Search the records that follow and extract every line containing the string "Характерная".

#### INFORMATION SHOWN

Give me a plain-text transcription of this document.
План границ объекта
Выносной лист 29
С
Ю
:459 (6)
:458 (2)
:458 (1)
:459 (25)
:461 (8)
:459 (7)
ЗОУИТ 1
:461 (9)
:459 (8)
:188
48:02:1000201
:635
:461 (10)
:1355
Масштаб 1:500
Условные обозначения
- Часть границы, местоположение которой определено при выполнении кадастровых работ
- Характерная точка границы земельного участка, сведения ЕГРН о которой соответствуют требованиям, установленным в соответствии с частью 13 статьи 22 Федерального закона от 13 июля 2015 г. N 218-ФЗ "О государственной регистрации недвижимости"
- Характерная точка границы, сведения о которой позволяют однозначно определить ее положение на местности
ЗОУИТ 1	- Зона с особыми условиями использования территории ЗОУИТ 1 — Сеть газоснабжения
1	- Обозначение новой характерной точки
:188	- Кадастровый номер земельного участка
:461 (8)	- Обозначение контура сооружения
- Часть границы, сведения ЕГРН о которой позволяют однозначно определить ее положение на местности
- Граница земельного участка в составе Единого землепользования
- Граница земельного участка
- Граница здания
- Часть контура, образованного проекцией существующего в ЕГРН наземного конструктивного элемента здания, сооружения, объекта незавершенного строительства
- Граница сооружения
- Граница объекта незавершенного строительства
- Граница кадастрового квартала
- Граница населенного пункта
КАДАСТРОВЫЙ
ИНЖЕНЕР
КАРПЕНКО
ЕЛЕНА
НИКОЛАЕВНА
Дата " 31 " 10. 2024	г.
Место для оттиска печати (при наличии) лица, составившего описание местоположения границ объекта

########

## TASK RESPONSE
- Характерная точка границы земельного участка, сведения ЕГРН о которой соответствуют требованиям, установленным в соответствии с частью 13 статьи 22 Федерального закона от 13 июля 2015 г. N 218-ФЗ "О государственной регистрации недвижимости"
- Характерная точка границы, сведения о которой позволяют однозначно определить ее положение на местности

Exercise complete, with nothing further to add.